**SOURCE RECORDS:**
........
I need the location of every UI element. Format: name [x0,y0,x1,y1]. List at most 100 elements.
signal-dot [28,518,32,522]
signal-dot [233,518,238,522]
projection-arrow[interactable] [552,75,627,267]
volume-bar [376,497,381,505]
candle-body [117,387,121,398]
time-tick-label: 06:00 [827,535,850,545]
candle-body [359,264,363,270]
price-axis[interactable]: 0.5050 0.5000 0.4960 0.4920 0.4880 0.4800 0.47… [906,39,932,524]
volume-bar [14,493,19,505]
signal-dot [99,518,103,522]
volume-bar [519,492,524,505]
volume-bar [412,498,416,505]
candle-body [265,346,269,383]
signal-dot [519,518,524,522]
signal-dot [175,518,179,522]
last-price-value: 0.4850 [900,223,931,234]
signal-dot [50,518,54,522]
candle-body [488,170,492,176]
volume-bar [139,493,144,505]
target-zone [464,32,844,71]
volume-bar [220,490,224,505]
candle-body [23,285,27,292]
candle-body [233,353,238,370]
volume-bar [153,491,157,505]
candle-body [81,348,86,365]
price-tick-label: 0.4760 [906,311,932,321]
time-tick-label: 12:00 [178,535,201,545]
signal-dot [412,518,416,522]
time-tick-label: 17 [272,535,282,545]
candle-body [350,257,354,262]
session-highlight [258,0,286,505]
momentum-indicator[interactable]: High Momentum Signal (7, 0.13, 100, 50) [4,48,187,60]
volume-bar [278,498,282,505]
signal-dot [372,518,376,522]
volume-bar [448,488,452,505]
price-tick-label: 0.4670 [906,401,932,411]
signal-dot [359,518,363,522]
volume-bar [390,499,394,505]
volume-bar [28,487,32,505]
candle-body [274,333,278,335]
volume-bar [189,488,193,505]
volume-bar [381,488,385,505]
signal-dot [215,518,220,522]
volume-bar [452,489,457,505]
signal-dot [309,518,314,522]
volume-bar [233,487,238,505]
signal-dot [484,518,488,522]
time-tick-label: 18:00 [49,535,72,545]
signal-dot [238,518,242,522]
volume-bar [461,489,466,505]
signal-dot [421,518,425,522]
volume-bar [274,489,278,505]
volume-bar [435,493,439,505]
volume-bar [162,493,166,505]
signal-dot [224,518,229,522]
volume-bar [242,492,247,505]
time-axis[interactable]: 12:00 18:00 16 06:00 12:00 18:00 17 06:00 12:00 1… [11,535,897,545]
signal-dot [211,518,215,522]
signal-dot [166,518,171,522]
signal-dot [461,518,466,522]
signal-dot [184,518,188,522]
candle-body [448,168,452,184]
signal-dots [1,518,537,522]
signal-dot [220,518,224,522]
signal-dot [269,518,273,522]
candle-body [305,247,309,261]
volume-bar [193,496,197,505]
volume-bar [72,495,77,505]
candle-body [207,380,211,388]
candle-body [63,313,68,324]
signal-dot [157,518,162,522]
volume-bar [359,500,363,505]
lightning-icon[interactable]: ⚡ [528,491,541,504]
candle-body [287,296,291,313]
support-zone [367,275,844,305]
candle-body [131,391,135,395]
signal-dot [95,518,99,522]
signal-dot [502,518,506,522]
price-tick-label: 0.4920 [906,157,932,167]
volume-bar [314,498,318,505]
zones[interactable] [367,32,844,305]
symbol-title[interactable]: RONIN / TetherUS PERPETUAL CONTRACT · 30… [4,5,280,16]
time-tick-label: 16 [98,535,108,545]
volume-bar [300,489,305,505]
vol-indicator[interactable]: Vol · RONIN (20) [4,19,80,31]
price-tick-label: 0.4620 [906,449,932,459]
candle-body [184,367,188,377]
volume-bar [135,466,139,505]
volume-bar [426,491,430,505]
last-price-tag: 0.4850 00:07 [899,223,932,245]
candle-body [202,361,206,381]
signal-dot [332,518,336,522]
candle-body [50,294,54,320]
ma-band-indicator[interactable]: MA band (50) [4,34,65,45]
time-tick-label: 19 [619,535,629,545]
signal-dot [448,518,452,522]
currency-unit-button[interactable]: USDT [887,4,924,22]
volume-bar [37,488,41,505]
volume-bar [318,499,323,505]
........
**AIM:**
Copy out the stretch of the material from its first line through the line containing "volume-bar [278,498,282,505]", reproducing every line unchanged.

**FINAL RESULT:**
I need the location of every UI element. Format: name [x0,y0,x1,y1]. List at most 100 elements.
signal-dot [28,518,32,522]
signal-dot [233,518,238,522]
projection-arrow[interactable] [552,75,627,267]
volume-bar [376,497,381,505]
candle-body [117,387,121,398]
time-tick-label: 06:00 [827,535,850,545]
candle-body [359,264,363,270]
price-axis[interactable]: 0.5050 0.5000 0.4960 0.4920 0.4880 0.4800 0.47… [906,39,932,524]
volume-bar [14,493,19,505]
signal-dot [99,518,103,522]
volume-bar [519,492,524,505]
volume-bar [412,498,416,505]
candle-body [265,346,269,383]
signal-dot [519,518,524,522]
signal-dot [175,518,179,522]
last-price-value: 0.4850 [900,223,931,234]
signal-dot [50,518,54,522]
candle-body [488,170,492,176]
volume-bar [139,493,144,505]
target-zone [464,32,844,71]
volume-bar [220,490,224,505]
candle-body [23,285,27,292]
candle-body [233,353,238,370]
volume-bar [153,491,157,505]
candle-body [81,348,86,365]
price-tick-label: 0.4760 [906,311,932,321]
time-tick-label: 12:00 [178,535,201,545]
signal-dot [412,518,416,522]
time-tick-label: 17 [272,535,282,545]
candle-body [350,257,354,262]
session-highlight [258,0,286,505]
momentum-indicator[interactable]: High Momentum Signal (7, 0.13, 100, 50) [4,48,187,60]
volume-bar [278,498,282,505]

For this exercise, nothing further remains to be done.